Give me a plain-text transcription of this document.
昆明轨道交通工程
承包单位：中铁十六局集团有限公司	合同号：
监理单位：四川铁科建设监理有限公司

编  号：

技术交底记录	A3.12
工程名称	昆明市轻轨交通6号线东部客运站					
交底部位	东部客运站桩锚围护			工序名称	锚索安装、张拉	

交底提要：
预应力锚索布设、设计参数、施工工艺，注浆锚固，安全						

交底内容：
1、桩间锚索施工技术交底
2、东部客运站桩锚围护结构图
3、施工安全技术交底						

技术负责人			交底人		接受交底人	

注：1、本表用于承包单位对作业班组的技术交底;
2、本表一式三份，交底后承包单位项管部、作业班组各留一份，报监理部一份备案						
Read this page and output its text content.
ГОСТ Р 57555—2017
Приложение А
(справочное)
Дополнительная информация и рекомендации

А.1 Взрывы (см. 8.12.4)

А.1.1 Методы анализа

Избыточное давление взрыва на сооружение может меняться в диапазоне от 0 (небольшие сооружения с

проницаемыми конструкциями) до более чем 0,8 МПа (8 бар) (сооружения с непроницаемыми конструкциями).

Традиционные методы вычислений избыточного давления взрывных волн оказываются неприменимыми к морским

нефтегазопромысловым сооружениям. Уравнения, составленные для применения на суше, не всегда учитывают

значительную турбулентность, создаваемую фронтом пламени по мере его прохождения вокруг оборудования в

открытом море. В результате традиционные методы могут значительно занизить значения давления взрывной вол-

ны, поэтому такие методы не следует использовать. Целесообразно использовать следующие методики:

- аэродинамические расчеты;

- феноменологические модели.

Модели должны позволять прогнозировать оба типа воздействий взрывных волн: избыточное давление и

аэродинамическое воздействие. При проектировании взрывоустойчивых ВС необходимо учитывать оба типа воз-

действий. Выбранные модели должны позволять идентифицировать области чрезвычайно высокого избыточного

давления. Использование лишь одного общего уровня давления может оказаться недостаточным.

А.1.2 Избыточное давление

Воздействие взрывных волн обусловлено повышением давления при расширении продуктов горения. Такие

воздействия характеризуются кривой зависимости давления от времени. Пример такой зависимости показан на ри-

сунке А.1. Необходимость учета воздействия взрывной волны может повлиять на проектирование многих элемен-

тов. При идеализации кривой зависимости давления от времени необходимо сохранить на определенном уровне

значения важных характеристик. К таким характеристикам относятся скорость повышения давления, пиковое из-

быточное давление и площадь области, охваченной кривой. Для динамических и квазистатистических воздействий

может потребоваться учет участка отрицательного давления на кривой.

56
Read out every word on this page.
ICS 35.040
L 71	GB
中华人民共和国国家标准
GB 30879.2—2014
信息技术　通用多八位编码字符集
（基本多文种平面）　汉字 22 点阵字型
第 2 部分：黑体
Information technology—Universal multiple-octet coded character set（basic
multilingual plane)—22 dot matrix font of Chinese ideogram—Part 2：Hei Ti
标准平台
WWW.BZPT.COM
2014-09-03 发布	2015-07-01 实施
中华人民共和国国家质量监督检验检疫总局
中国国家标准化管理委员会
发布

Task description:
Go through the preceding material and copy each line that has the word "text".

Result of the task:
Give me a plain-text transcription of this document.
Read this page and output its text content.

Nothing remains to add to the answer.